What you should do: Give the records below again, exactly as they appear.
--- Extracted entries Enclosed Below ---
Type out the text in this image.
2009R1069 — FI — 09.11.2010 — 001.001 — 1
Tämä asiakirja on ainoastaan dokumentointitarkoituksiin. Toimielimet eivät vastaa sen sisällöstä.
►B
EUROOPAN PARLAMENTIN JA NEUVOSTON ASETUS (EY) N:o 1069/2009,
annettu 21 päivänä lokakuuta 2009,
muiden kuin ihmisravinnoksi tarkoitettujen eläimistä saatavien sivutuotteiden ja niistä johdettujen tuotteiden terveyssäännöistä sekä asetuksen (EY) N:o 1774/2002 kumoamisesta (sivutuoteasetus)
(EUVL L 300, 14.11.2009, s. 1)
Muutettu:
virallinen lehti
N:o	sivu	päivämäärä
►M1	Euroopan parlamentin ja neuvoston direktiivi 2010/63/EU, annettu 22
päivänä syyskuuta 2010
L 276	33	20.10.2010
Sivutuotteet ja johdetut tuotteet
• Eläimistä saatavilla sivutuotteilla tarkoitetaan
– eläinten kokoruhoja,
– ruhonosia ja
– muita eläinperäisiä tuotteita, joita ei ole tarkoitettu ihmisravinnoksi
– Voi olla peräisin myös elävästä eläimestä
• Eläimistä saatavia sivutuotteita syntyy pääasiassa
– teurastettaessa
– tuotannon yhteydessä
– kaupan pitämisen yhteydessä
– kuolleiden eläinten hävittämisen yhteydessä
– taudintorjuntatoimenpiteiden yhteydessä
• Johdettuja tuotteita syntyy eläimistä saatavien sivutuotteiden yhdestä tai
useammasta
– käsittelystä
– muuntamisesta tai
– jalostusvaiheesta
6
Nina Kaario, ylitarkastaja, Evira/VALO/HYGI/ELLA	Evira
--- End of Enclosed Extracted entries ---
Written answer:
Type out the text in this image.
2009R1069 — FI — 09.11.2010 — 001.001 — 1
Tämä asiakirja on ainoastaan dokumentointitarkoituksiin. Toimielimet eivät vastaa sen sisällöstä.
►B
EUROOPAN PARLAMENTIN JA NEUVOSTON ASETUS (EY) N:o 1069/2009,
annettu 21 päivänä lokakuuta 2009,
muiden kuin ihmisravinnoksi tarkoitettujen eläimistä saatavien sivutuotteiden ja niistä johdettujen tuotteiden terveyssäännöistä sekä asetuksen (EY) N:o 1774/2002 kumoamisesta (sivutuoteasetus)
(EUVL L 300, 14.11.2009, s. 1)
Muutettu:
virallinen lehti
N:o	sivu	päivämäärä
►M1	Euroopan parlamentin ja neuvoston direktiivi 2010/63/EU, annettu 22
päivänä syyskuuta 2010
L 276	33	20.10.2010
Sivutuotteet ja johdetut tuotteet
• Eläimistä saatavilla sivutuotteilla tarkoitetaan
– eläinten kokoruhoja,
– ruhonosia ja
– muita eläinperäisiä tuotteita, joita ei ole tarkoitettu ihmisravinnoksi
– Voi olla peräisin myös elävästä eläimestä
• Eläimistä saatavia sivutuotteita syntyy pääasiassa
– teurastettaessa
– tuotannon yhteydessä
– kaupan pitämisen yhteydessä
– kuolleiden eläinten hävittämisen yhteydessä
– taudintorjuntatoimenpiteiden yhteydessä
• Johdettuja tuotteita syntyy eläimistä saatavien sivutuotteiden yhdestä tai
useammasta
– käsittelystä
– muuntamisesta tai
– jalostusvaiheesta
6
Nina Kaario, ylitarkastaja, Evira/VALO/HYGI/ELLA	Evira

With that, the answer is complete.